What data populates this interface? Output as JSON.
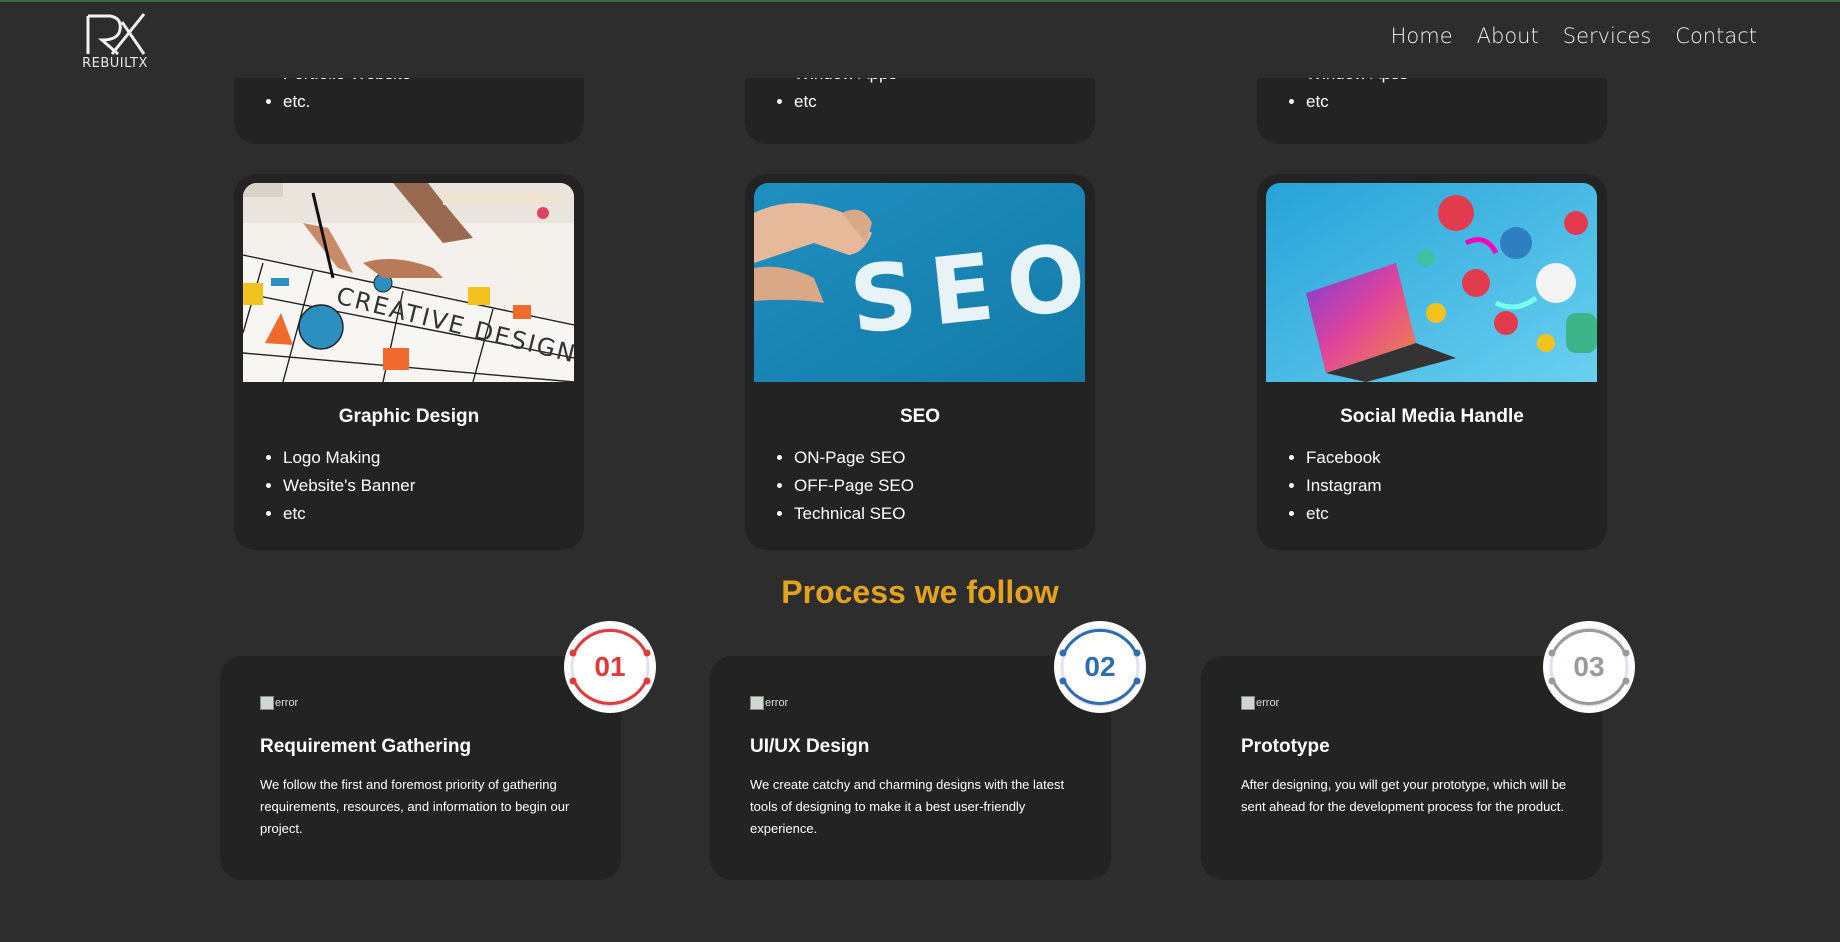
{
  "header": {
    "logo_text": "REBUILTX",
    "nav": [
      "Home",
      "About",
      "Services",
      "Contact"
    ]
  },
  "services_top": [
    {
      "items": [
        "Portfolio Website",
        "etc."
      ]
    },
    {
      "items": [
        "Window Apps",
        "etc"
      ]
    },
    {
      "items": [
        "Window Apss",
        "etc"
      ]
    }
  ],
  "services": [
    {
      "title": "Graphic Design",
      "image": "creative-design-photo",
      "image_text": "CREATIVE DESIGN",
      "items": [
        "Logo Making",
        "Website's Banner",
        "etc"
      ]
    },
    {
      "title": "SEO",
      "image": "seo-letters-photo",
      "image_text": "SEO",
      "items": [
        "ON-Page SEO",
        "OFF-Page SEO",
        "Technical SEO"
      ]
    },
    {
      "title": "Social Media Handle",
      "image": "social-media-laptop-photo",
      "items": [
        "Facebook",
        "Instagram",
        "etc"
      ]
    }
  ],
  "process": {
    "title": "Process we follow",
    "steps": [
      {
        "number": "01",
        "color": "#e03a3a",
        "alt": "error",
        "title": "Requirement Gathering",
        "text": "We follow the first and foremost priority of gathering requirements, resources, and information to begin our project."
      },
      {
        "number": "02",
        "color": "#2e6db4",
        "alt": "error",
        "title": "UI/UX Design",
        "text": "We create catchy and charming designs with the latest tools of designing to make it a best user-friendly experience."
      },
      {
        "number": "03",
        "color": "#9a9a9a",
        "alt": "error",
        "title": "Prototype",
        "text": "After designing, you will get your prototype, which will be sent ahead for the development process for the product."
      }
    ]
  },
  "colors": {
    "background": "#2d2d2d",
    "card": "#232323",
    "accent": "#e6a21a"
  }
}
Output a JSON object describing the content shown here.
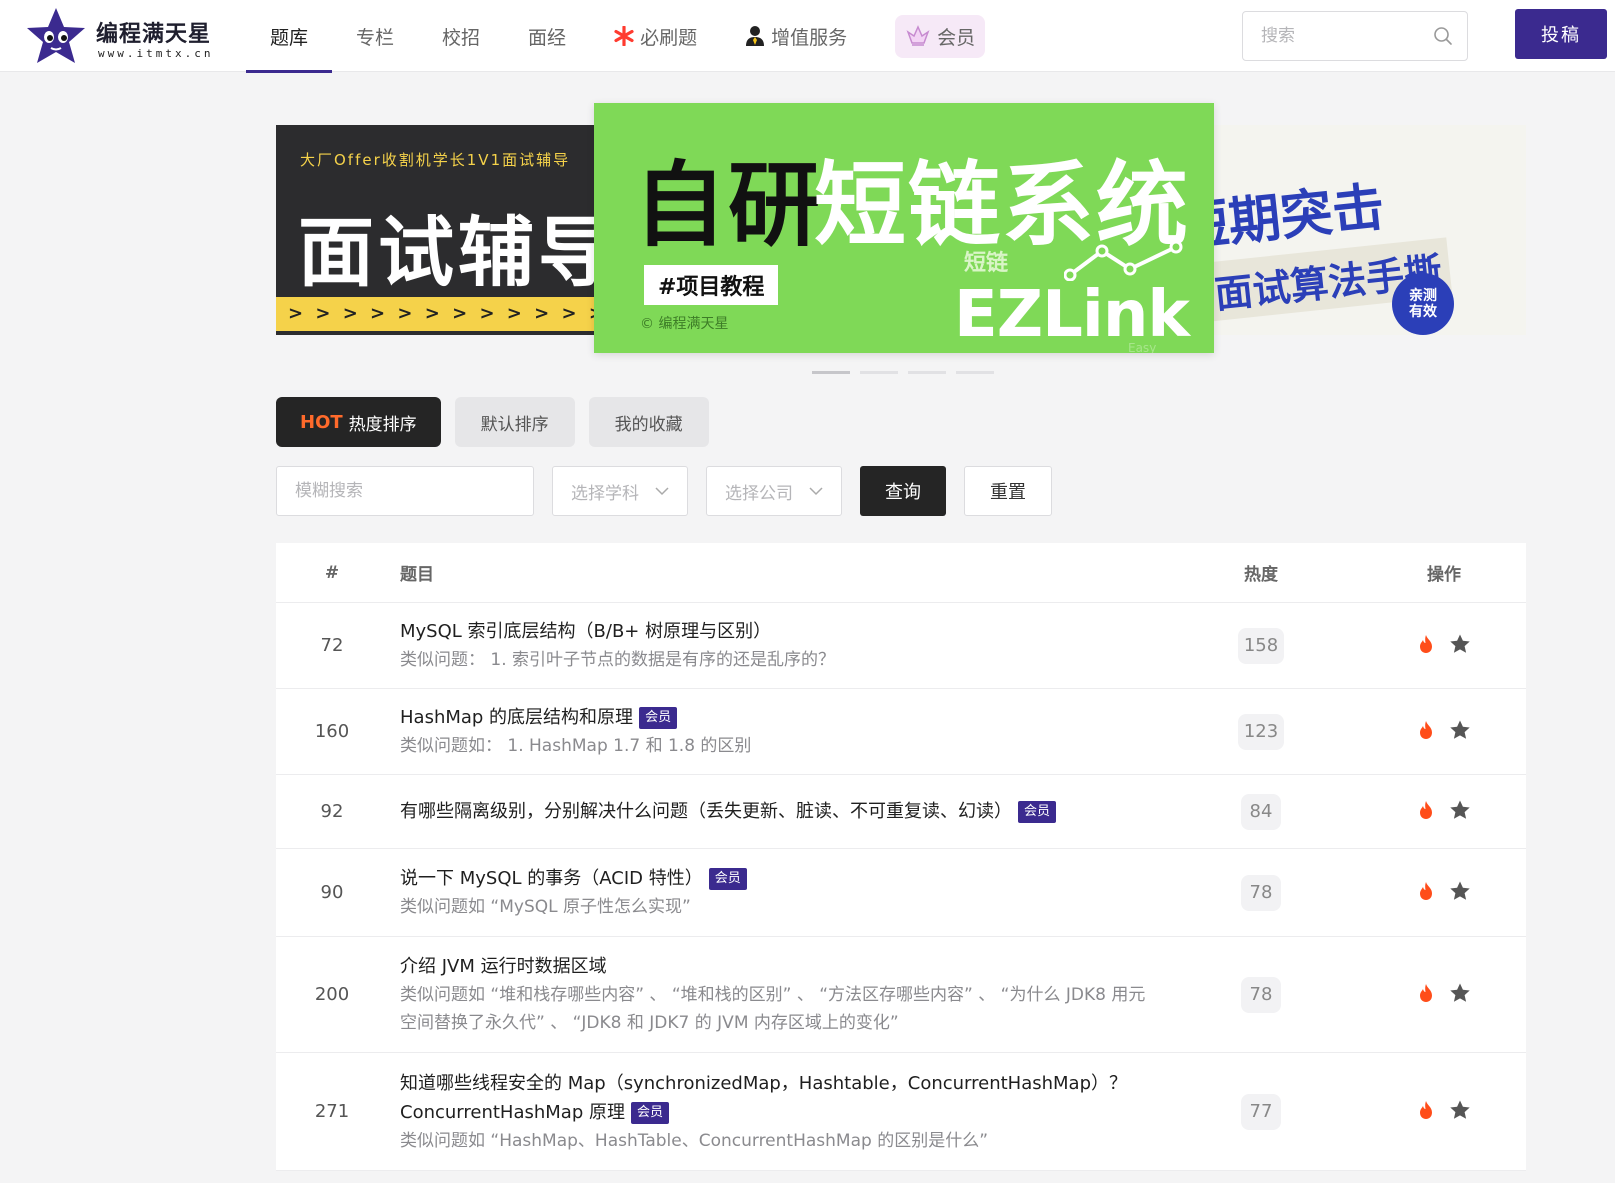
{
  "brand": {
    "name": "编程满天星",
    "url": "www.itmtx.cn"
  },
  "nav": [
    {
      "label": "题库",
      "active": true
    },
    {
      "label": "专栏"
    },
    {
      "label": "校招"
    },
    {
      "label": "面经"
    },
    {
      "label": "必刷题",
      "icon": "asterisk-icon"
    },
    {
      "label": "增值服务",
      "icon": "user-tie-icon"
    },
    {
      "label": "会员",
      "icon": "crown-icon"
    }
  ],
  "header": {
    "search_placeholder": "搜索",
    "submit_label": "投稿"
  },
  "banner": {
    "left": {
      "top": "大厂Offer收割机学长1V1面试辅导",
      "big": "面试辅导",
      "stripe": "> > > > > > > > > > > > > > >"
    },
    "center": {
      "title_a": "自研",
      "title_b": "短链系统",
      "tag": "#项目教程",
      "copyright": "© 编程满天星",
      "small": "短链",
      "brand": "EZLink",
      "easy": "Easy"
    },
    "right": {
      "title": "短期突击",
      "sub": "面试算法手撕",
      "badge_a": "亲测",
      "badge_b": "有效"
    }
  },
  "sort_tabs": [
    {
      "hot_mark": "HOT",
      "label": "热度排序",
      "active": true
    },
    {
      "label": "默认排序"
    },
    {
      "label": "我的收藏"
    }
  ],
  "filters": {
    "fuzzy_placeholder": "模糊搜索",
    "subject_placeholder": "选择学科",
    "company_placeholder": "选择公司",
    "query_label": "查询",
    "reset_label": "重置"
  },
  "table": {
    "headers": {
      "num": "#",
      "title": "题目",
      "hot": "热度",
      "ops": "操作"
    },
    "rows": [
      {
        "num": "72",
        "title": "MySQL 索引底层结构（B/B+ 树原理与区别）",
        "vip": "",
        "sub": "类似问题：  1. 索引叶子节点的数据是有序的还是乱序的？",
        "heat": "158",
        "height": 86
      },
      {
        "num": "160",
        "title": "HashMap 的底层结构和原理",
        "vip": "会员",
        "sub": "类似问题如：  1. HashMap 1.7 和 1.8 的区别",
        "heat": "123",
        "height": 86
      },
      {
        "num": "92",
        "title": "有哪些隔离级别，分别解决什么问题（丢失更新、脏读、不可重复读、幻读）",
        "vip": "会员",
        "sub": "",
        "heat": "84",
        "height": 74
      },
      {
        "num": "90",
        "title": "说一下 MySQL 的事务（ACID 特性）",
        "vip": "会员",
        "sub": "类似问题如 “MySQL 原子性怎么实现”",
        "heat": "78",
        "height": 88
      },
      {
        "num": "200",
        "title": "介绍 JVM 运行时数据区域",
        "vip": "",
        "sub": "类似问题如 “堆和栈存哪些内容” 、 “堆和栈的区别” 、 “方法区存哪些内容” 、 “为什么 JDK8 用元空间替换了永久代” 、 “JDK8 和 JDK7 的 JVM 内存区域上的变化”",
        "heat": "78",
        "height": 116
      },
      {
        "num": "271",
        "title": "知道哪些线程安全的 Map（synchronizedMap，Hashtable，ConcurrentHashMap）？ConcurrentHashMap 原理",
        "vip": "会员",
        "sub": "类似问题如 “HashMap、HashTable、ConcurrentHashMap 的区别是什么”",
        "heat": "77",
        "height": 118
      }
    ]
  },
  "colors": {
    "accent": "#3b2a8f",
    "fire": "#ff4d1a",
    "star": "#555555",
    "banner_green": "#7fd957"
  }
}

▶ EXERCISE REQUIREMENTS
Gather all lines where the word "icon" appears.

▶ THE SOLUTION
      "icon": "asterisk-icon"
      "icon": "user-tie-icon"
      "icon": "crown-icon"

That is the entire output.